[EXERCISE REQUIREMENTS]:
1. Within the Photoshop and InDesign excerpt, swap "browser" for "web browser" and write out the part that opens with the words containing "Adjustment layers are now" and closes with "even Acrobat enables.".
2. Carry on the Photoshop and InDesign excerpt from the point at which it stops.

[EXCERPT PROVIDED]:
Smarter, faster, non-committal
Non-destructive adjustment layers are great but the access and interaction with the panels is even better, and another place where Adobe is successfully anticipating what users wants while saving them clicks.

Adjustment layers are now accessible within their own panel, thereby eliminating the need to open a window to begin working. And, once you click on an adjustment, Photoshop automatically creates a new layer that, again, eliminates a previous necessary step.

InDesign
An entirely new feature within InDesign is the ability to create dynamic SWF (Shockwave Flash) presentations. The end result is an “ooo-ahhh” moment for a client and an interactive presentation not possible in the past from this (primarily) layout program. The interactive control consists mainly of buttons, hyperlinks and page transitions — a designer’s most fundamental set of interactive and online tools.

With these tools, print designers can now work within their customary workflow environments and produce an interactive file that can be read by a browser, which is one step closer to universal access than even Acrobat enables.

[RECORD LIST]:
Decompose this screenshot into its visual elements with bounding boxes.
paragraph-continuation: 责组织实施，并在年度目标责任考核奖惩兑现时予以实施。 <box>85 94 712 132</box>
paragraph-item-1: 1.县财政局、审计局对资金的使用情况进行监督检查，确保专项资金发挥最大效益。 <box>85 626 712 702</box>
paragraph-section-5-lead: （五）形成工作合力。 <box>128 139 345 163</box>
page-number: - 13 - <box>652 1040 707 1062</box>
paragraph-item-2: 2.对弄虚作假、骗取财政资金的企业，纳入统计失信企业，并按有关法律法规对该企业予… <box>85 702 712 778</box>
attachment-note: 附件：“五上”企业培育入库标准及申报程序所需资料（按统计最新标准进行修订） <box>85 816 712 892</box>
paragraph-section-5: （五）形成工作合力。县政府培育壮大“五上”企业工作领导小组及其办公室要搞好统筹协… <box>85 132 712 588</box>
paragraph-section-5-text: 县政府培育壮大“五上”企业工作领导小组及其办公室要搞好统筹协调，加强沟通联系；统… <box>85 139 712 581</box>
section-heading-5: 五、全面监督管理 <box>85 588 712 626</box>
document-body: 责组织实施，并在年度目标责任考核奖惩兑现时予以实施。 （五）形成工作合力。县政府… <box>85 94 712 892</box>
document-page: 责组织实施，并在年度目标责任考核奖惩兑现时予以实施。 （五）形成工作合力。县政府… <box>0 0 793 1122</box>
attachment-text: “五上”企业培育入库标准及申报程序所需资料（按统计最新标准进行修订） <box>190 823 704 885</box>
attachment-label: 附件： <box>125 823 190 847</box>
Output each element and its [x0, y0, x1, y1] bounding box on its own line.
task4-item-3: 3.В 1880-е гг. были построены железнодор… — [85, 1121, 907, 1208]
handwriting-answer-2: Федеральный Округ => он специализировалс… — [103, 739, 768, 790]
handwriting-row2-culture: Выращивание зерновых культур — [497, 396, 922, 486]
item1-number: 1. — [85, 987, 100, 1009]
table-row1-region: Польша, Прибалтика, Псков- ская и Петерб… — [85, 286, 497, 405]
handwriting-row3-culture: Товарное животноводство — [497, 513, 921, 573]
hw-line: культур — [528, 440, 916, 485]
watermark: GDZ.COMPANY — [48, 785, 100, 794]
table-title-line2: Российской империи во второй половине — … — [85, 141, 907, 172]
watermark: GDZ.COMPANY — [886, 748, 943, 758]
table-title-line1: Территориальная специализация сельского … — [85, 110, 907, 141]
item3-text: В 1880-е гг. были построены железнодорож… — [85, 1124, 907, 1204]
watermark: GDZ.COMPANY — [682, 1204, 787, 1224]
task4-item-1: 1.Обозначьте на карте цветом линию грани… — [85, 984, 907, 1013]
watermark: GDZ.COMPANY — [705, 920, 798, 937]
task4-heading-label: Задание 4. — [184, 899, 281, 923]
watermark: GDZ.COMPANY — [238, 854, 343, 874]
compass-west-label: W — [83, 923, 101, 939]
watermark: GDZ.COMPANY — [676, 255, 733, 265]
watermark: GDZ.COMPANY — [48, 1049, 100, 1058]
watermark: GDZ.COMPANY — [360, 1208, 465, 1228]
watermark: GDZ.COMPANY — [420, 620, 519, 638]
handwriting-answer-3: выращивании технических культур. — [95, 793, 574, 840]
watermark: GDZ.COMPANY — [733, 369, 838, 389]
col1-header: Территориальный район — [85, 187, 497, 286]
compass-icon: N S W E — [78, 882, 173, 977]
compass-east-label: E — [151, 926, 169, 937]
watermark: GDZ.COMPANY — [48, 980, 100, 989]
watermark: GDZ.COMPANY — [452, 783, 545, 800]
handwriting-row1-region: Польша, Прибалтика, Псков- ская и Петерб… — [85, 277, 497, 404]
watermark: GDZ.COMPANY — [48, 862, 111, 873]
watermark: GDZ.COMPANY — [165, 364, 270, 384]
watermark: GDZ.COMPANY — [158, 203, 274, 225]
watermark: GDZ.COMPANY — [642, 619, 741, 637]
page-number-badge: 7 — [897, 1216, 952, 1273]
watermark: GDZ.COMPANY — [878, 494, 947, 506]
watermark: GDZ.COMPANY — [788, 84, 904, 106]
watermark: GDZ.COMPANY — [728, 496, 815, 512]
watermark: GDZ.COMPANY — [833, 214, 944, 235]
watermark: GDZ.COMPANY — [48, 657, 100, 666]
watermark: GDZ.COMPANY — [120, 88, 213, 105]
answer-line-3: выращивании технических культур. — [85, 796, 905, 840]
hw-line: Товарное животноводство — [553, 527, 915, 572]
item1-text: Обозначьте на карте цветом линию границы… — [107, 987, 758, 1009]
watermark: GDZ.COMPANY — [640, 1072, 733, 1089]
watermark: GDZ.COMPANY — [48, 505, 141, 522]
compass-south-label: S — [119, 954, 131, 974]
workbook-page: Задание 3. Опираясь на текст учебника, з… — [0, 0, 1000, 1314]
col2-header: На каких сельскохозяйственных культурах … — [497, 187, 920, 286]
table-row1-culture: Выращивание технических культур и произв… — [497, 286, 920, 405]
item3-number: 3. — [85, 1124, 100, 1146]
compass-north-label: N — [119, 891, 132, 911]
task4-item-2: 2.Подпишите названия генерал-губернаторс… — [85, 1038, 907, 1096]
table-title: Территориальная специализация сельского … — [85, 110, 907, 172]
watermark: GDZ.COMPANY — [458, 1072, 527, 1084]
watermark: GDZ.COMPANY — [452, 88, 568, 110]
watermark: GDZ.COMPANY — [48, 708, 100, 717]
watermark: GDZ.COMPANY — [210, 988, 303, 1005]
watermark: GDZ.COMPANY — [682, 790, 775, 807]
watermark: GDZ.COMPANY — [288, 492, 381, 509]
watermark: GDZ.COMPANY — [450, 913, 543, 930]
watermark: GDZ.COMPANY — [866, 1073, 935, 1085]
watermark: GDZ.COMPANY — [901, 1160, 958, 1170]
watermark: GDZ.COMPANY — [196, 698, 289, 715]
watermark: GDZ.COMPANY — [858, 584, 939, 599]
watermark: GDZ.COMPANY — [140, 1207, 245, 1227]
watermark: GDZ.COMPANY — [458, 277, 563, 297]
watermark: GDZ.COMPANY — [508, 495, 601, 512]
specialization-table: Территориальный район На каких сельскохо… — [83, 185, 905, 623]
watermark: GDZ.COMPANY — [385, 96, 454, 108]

[TASK RESPONSES]:
1.
Adjustment layers are now accessible within their own panel, thereby eliminating the need to open a window to begin working. And, once you click on an adjustment, Photoshop automatically creates a new layer that, again, eliminates a previous necessary step.

InDesign
An entirely new feature within InDesign is the ability to create dynamic SWF (Shockwave Flash) presentations. The end result is an “ooo-ahhh” moment for a client and an interactive presentation not possible in the past from this (primarily) layout program. The interactive control consists mainly of buttons, hyperlinks and page transitions — a designer’s most fundamental set of interactive and online tools.

With these tools, print designers can now work within their customary workflow environments and produce an interactive file that can be read by a web browser, which is one step closer to universal access than even Acrobat enables.

2.
InDesign’s Smart Guides/Smart Align features are at once kind of weird and kind of awesome. They are intuitive guides that automatically appear when you move one object in the general area of another. The guides allow you to specifically align items without cluttering your page with manually placed guides or taking the extra step to select multiple items and then aligning them via the align tool.

But this tool isn’t only noticing top and bottom alignments. It also seeks other relations such as midpoints, image width, column width and margin measures.

Sticking to rules
The ability to customize the Links panel is another interesting upgrade.

There are seemingly dozens of bits of information you can add to the panel to track (such as color space, file size or actual resolution) but beware, the panel can get rather chunky in size if you go too crazy. But if you want it to keep track of what day a linked item was placed or who that item’s author is, you can. This might have been more fascinating for me if not for another new feature: Live Preflight.

Live Preflight is simple and wonderful if you stick to your own rules. After choosing an existing profile or setting up your own, InDesign keeps track and will alert you to by modestly changing an alert color from green to red in the bottom of your application window. Once red, the alert shows the number of errors present in your document. The key to this tool’s success is to set up only those profiles that you really mean to follow.

For instance, if you want 266 dpi and put that in your profile but regularly let some images slide in that may only be 200 dpi, you’ll teach yourself to ignore this otherwise incredibly helpful alert system.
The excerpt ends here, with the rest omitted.